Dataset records
START
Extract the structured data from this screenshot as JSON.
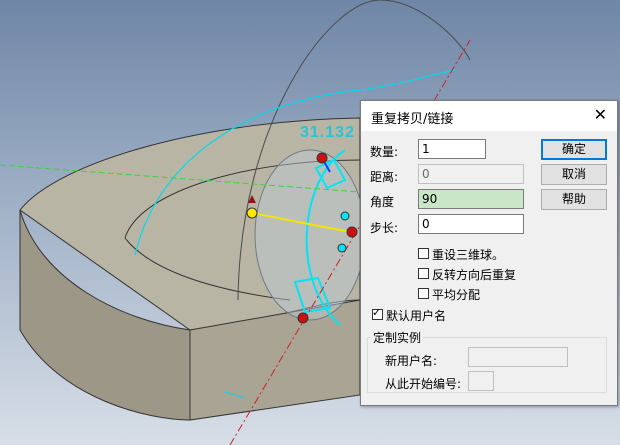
{
  "viewport": {
    "dimension_text": "31.132"
  },
  "dialog": {
    "title": "重复拷贝/链接",
    "close_glyph": "✕",
    "count_label": "数量:",
    "count_value": "1",
    "distance_label": "距离:",
    "distance_value": "0",
    "angle_label": "角度",
    "angle_value": "90",
    "step_label": "步长:",
    "step_value": "0",
    "ok_label": "确定",
    "cancel_label": "取消",
    "help_label": "帮助",
    "options": [
      {
        "label": "重设三维球。",
        "checked": false
      },
      {
        "label": "反转方向后重复",
        "checked": false
      },
      {
        "label": "平均分配",
        "checked": false
      }
    ],
    "default_name": {
      "label": "默认用户名",
      "checked": true
    },
    "custom_group": {
      "label": "定制实例",
      "new_name_label": "新用户名:",
      "new_name_value": "",
      "start_number_label": "从此开始编号:",
      "start_number_value": ""
    }
  },
  "colors": {
    "viewport_bg_top": "#6f86a6",
    "viewport_bg_bottom": "#d7dee7",
    "part_face": "#a9a493",
    "part_top": "#b9b5a5",
    "accent": "#00d9ee",
    "focus_border": "#0078d7",
    "highlight_field": "#c9e7c8"
  }
}
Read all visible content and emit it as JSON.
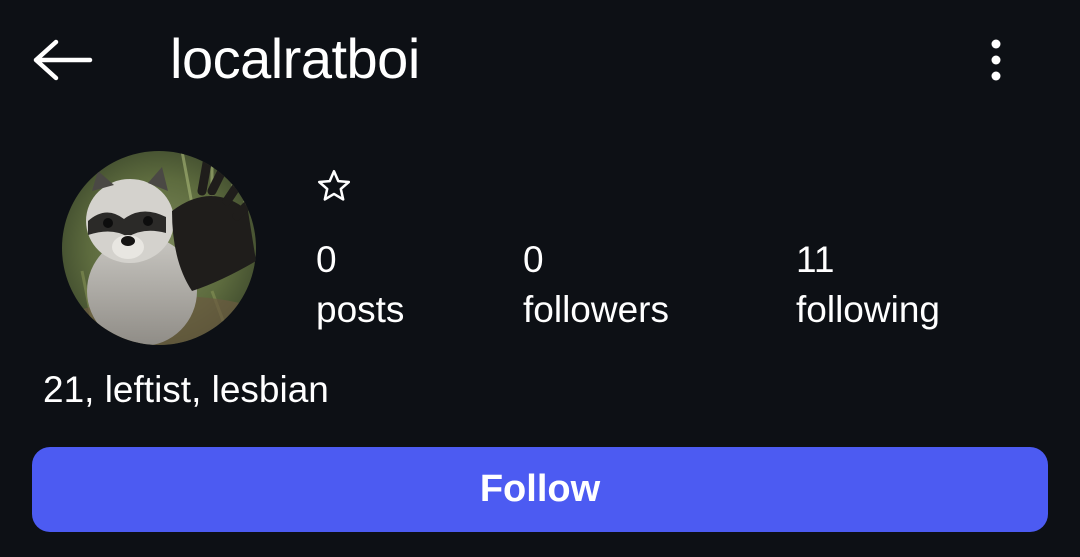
{
  "header": {
    "username": "localratboi",
    "back_icon": "arrow-left-icon",
    "menu_icon": "more-vertical-icon"
  },
  "profile": {
    "avatar_description_icon": "avatar",
    "favorite_icon": "star-outline-icon",
    "stats": [
      {
        "count": "0",
        "label": "posts"
      },
      {
        "count": "0",
        "label": "followers"
      },
      {
        "count": "11",
        "label": "following"
      }
    ],
    "bio": "21, leftist, lesbian"
  },
  "actions": {
    "follow_label": "Follow"
  },
  "colors": {
    "background": "#0d1015",
    "accent": "#4c5bf2",
    "text": "#ffffff"
  }
}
END
What you have to do:
Write out, exactly, each line from the one containing "Read all visible content and emit it as JSON." down to the final line of the data above. Both of those lines count, and the pictures are left out.

Exercise answer:
Read all visible content and emit it as JSON.
{
  "header": {
    "username": "localratboi",
    "back_icon": "arrow-left-icon",
    "menu_icon": "more-vertical-icon"
  },
  "profile": {
    "avatar_description_icon": "avatar",
    "favorite_icon": "star-outline-icon",
    "stats": [
      {
        "count": "0",
        "label": "posts"
      },
      {
        "count": "0",
        "label": "followers"
      },
      {
        "count": "11",
        "label": "following"
      }
    ],
    "bio": "21, leftist, lesbian"
  },
  "actions": {
    "follow_label": "Follow"
  },
  "colors": {
    "background": "#0d1015",
    "accent": "#4c5bf2",
    "text": "#ffffff"
  }
}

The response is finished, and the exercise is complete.